Turn everything from the start of the records down to and including the line that contains "observeren en [40,721,438,742]" into a Markdown table with the columns Row and Line. Put each line, numbered, in its own row and leave out blank lines.

— Start of DATA TO PROCESS —

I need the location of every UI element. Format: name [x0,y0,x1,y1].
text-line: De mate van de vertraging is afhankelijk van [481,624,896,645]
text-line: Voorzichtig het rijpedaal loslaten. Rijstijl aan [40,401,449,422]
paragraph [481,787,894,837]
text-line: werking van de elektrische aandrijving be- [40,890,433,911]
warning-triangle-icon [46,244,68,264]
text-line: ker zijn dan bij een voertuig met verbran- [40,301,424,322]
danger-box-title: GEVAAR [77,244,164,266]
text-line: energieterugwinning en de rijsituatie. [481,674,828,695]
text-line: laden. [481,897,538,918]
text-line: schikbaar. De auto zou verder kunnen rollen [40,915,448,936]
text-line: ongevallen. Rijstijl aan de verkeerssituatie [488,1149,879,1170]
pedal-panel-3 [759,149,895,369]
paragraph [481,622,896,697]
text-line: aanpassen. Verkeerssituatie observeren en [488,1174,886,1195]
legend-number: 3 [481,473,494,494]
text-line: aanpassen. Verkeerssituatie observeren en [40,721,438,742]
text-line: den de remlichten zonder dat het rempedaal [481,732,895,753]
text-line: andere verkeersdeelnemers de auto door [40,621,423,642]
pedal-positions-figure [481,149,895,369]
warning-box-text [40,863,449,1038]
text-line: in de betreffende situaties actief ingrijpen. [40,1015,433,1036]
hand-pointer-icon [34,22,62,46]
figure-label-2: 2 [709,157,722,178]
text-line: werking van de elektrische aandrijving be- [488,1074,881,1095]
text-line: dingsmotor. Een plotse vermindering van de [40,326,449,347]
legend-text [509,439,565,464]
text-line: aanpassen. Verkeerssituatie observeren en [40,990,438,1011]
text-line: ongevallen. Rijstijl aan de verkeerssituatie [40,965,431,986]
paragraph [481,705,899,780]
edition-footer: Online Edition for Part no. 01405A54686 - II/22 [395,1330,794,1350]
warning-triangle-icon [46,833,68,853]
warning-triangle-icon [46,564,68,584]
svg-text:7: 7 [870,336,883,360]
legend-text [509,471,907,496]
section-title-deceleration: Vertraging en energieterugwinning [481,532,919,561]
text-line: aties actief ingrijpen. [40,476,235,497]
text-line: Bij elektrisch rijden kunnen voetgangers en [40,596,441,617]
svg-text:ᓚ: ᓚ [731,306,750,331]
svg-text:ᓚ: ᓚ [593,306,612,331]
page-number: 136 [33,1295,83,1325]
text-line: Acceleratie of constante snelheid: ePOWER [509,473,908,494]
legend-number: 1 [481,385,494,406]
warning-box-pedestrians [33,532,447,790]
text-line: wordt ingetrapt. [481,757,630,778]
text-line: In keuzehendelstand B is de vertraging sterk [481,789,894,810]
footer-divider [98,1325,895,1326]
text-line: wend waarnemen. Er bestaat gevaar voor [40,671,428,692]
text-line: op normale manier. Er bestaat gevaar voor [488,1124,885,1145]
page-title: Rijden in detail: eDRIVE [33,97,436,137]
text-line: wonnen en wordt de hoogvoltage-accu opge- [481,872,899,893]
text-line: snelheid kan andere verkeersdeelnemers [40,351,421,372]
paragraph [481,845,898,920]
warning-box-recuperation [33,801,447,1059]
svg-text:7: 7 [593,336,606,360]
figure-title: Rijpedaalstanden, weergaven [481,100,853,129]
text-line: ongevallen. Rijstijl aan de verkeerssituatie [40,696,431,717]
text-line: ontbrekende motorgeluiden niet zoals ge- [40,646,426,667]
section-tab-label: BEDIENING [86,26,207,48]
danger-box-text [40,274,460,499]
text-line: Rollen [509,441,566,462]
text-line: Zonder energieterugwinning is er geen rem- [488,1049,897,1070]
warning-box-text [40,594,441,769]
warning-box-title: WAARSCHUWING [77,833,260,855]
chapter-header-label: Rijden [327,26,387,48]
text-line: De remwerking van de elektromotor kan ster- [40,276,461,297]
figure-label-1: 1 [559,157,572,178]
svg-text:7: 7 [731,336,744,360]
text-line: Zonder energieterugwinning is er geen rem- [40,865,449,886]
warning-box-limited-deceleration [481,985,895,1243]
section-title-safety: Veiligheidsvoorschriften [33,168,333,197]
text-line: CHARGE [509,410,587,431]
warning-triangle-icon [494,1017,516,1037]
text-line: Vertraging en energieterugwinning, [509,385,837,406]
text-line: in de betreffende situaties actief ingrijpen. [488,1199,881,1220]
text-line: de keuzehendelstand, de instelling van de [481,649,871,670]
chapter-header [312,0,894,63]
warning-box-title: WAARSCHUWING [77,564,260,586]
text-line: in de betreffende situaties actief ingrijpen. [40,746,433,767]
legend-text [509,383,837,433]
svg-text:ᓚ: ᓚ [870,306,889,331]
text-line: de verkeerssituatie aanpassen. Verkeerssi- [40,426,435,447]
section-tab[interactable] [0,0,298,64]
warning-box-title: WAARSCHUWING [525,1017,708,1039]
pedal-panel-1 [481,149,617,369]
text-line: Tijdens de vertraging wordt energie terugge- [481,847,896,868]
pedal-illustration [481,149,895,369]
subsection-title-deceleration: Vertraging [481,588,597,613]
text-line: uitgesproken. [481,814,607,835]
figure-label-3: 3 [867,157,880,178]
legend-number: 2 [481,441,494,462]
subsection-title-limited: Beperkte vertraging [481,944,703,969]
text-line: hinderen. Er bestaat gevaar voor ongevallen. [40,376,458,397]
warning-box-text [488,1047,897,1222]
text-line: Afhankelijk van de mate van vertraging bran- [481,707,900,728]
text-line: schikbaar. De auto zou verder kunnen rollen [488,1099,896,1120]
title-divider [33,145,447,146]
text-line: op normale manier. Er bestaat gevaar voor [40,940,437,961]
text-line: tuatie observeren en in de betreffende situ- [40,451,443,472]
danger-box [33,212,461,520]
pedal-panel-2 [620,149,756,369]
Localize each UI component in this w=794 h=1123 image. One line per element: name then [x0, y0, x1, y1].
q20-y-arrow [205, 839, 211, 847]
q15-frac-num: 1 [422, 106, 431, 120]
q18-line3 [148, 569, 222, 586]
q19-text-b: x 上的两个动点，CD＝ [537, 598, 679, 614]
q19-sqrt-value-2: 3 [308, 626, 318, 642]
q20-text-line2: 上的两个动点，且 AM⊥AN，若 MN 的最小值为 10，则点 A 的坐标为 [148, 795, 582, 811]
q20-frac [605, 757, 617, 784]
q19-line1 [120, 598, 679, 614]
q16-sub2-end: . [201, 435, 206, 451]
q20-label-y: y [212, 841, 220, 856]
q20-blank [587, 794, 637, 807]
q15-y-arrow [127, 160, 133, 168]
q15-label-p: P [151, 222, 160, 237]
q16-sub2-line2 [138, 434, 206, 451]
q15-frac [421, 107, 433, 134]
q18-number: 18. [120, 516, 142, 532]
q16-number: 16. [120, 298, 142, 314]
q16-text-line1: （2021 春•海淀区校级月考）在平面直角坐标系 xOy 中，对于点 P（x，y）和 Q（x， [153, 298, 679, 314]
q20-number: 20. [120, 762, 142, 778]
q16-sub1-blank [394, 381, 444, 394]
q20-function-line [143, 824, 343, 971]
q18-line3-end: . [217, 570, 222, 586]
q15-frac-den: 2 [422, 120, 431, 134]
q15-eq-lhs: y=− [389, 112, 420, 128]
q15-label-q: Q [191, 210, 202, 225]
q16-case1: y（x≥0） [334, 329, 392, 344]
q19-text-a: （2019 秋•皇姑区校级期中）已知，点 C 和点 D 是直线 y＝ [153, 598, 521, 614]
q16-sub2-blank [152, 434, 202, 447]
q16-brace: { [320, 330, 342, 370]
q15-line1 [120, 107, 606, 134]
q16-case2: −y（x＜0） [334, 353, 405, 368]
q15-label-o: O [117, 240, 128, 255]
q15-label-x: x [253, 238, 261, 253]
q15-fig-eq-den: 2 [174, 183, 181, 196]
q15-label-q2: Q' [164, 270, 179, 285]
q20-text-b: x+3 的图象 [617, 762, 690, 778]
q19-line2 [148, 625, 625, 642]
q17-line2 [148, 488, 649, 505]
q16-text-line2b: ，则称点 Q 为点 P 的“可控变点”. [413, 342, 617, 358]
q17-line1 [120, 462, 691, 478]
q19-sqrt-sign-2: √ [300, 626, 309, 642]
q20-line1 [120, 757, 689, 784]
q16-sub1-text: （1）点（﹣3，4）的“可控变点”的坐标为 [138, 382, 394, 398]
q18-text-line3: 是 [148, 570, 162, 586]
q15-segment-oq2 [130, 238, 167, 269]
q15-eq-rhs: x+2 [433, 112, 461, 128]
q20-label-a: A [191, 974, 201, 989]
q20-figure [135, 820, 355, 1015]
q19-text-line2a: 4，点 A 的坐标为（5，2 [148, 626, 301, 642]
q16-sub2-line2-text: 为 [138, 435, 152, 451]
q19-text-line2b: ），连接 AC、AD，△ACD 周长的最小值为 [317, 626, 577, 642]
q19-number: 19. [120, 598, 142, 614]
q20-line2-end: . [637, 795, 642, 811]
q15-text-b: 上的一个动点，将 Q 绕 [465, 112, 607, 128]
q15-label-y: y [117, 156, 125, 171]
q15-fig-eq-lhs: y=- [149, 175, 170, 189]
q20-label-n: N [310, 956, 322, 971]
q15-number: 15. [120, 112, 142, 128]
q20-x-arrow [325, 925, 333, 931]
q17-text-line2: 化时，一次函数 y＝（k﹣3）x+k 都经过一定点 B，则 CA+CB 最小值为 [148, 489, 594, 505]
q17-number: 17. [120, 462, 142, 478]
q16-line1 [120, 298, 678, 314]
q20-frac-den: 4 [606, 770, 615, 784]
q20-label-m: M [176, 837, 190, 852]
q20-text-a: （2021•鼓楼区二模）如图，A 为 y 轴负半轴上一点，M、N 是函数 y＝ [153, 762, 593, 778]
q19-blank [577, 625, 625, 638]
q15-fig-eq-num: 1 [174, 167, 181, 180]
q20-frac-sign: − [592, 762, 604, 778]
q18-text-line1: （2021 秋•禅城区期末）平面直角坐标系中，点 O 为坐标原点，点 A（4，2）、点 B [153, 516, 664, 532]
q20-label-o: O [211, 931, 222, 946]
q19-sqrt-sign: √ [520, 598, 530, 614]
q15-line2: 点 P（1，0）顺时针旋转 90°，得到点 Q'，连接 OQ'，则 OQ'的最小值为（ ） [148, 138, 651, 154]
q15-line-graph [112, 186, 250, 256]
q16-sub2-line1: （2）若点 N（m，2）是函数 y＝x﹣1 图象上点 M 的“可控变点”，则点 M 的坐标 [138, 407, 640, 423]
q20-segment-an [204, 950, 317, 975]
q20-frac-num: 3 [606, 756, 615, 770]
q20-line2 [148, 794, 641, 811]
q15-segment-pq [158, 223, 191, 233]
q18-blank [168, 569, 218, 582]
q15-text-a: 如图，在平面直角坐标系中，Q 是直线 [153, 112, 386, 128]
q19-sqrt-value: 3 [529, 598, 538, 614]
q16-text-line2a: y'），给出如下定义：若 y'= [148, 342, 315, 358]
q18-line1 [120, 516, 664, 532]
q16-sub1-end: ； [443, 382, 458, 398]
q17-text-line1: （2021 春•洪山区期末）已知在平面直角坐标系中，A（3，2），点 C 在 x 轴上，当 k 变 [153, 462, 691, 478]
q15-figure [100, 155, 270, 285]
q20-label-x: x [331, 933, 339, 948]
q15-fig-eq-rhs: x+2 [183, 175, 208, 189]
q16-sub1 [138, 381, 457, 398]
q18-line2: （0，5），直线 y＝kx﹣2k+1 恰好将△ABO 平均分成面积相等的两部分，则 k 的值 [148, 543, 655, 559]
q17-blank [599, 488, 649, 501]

— End of DATA TO PROCESS —

### EXPECTED OUTPUT
| Row | Line |
|---|---|
| 1 | I need the location of every UI element. Format: name [x0,y0,x1,y1]. |
| 2 | text-line: De mate van de vertraging is afhankelijk van [481,624,896,645] |
| 3 | text-line: Voorzichtig het rijpedaal loslaten. Rijstijl aan [40,401,449,422] |
| 4 | paragraph [481,787,894,837] |
| 5 | text-line: werking van de elektrische aandrijving be- [40,890,433,911] |
| 6 | warning-triangle-icon [46,244,68,264] |
| 7 | text-line: ker zijn dan bij een voertuig met verbran- [40,301,424,322] |
| 8 | danger-box-title: GEVAAR [77,244,164,266] |
| 9 | text-line: energieterugwinning en de rijsituatie. [481,674,828,695] |
| 10 | text-line: laden. [481,897,538,918] |
| 11 | text-line: schikbaar. De auto zou verder kunnen rollen [40,915,448,936] |
| 12 | text-line: ongevallen. Rijstijl aan de verkeerssituatie [488,1149,879,1170] |
| 13 | pedal-panel-3 [759,149,895,369] |
| 14 | paragraph [481,622,896,697] |
| 15 | text-line: aanpassen. Verkeerssituatie observeren en [488,1174,886,1195] |
| 16 | legend-number: 3 [481,473,494,494] |
| 17 | text-line: aanpassen. Verkeerssituatie observeren en [40,721,438,742] |